──────── GIVEN ENTRIES ────────

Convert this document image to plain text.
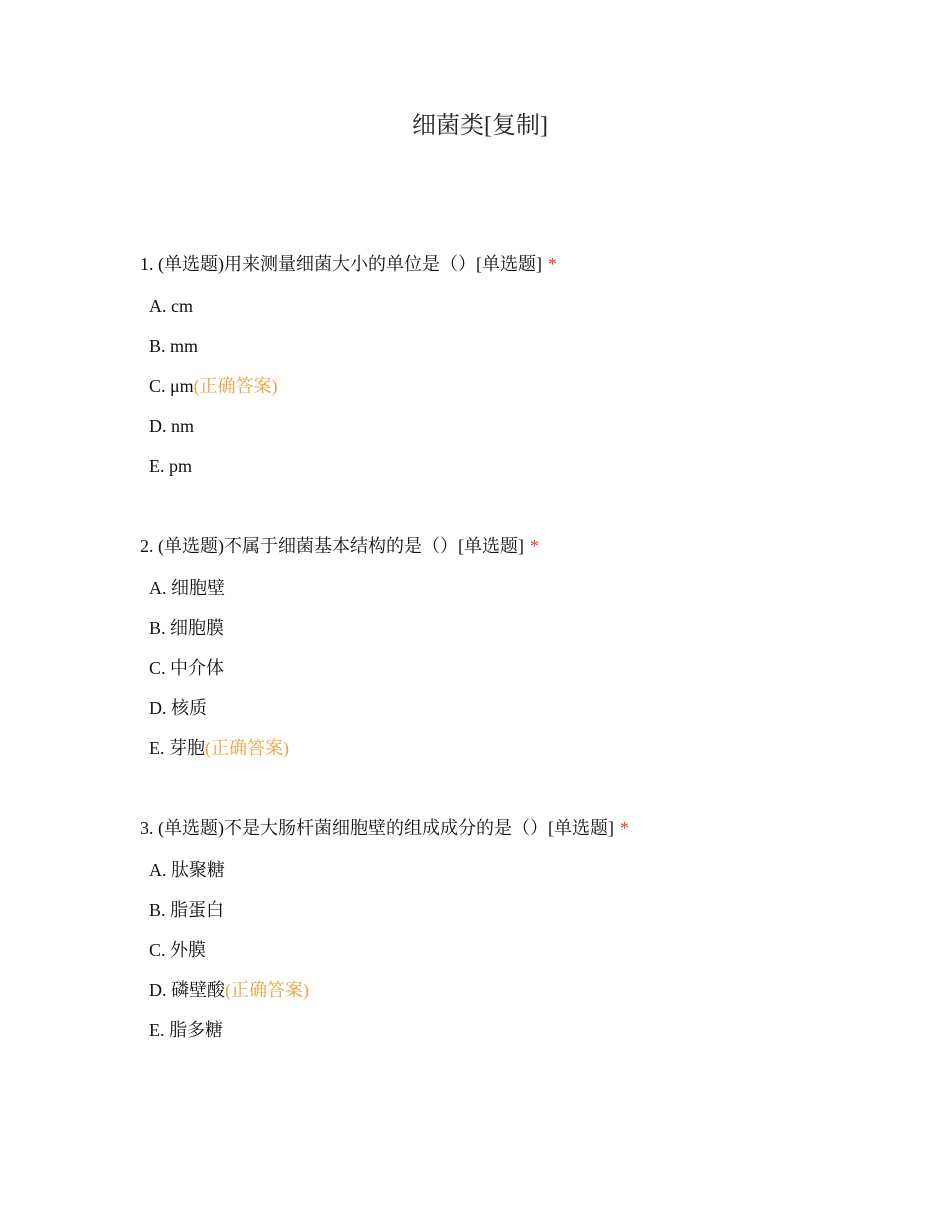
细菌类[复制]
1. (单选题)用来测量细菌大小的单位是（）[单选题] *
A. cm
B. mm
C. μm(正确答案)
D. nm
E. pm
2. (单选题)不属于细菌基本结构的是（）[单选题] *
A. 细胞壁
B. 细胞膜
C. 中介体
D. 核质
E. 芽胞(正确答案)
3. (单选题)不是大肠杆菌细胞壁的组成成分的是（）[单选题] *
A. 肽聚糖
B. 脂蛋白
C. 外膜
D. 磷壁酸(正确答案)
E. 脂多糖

────────

→ TASK BRIEF:
Pictures are excluded; copy every other part of the records exactly.

→ EXPECTED ANSWER:
Convert this document image to plain text.
细菌类[复制]
1. (单选题)用来测量细菌大小的单位是（）[单选题] *
A. cm
B. mm
C. μm(正确答案)
D. nm
E. pm
2. (单选题)不属于细菌基本结构的是（）[单选题] *
A. 细胞壁
B. 细胞膜
C. 中介体
D. 核质
E. 芽胞(正确答案)
3. (单选题)不是大肠杆菌细胞壁的组成成分的是（）[单选题] *
A. 肽聚糖
B. 脂蛋白
C. 外膜
D. 磷壁酸(正确答案)
E. 脂多糖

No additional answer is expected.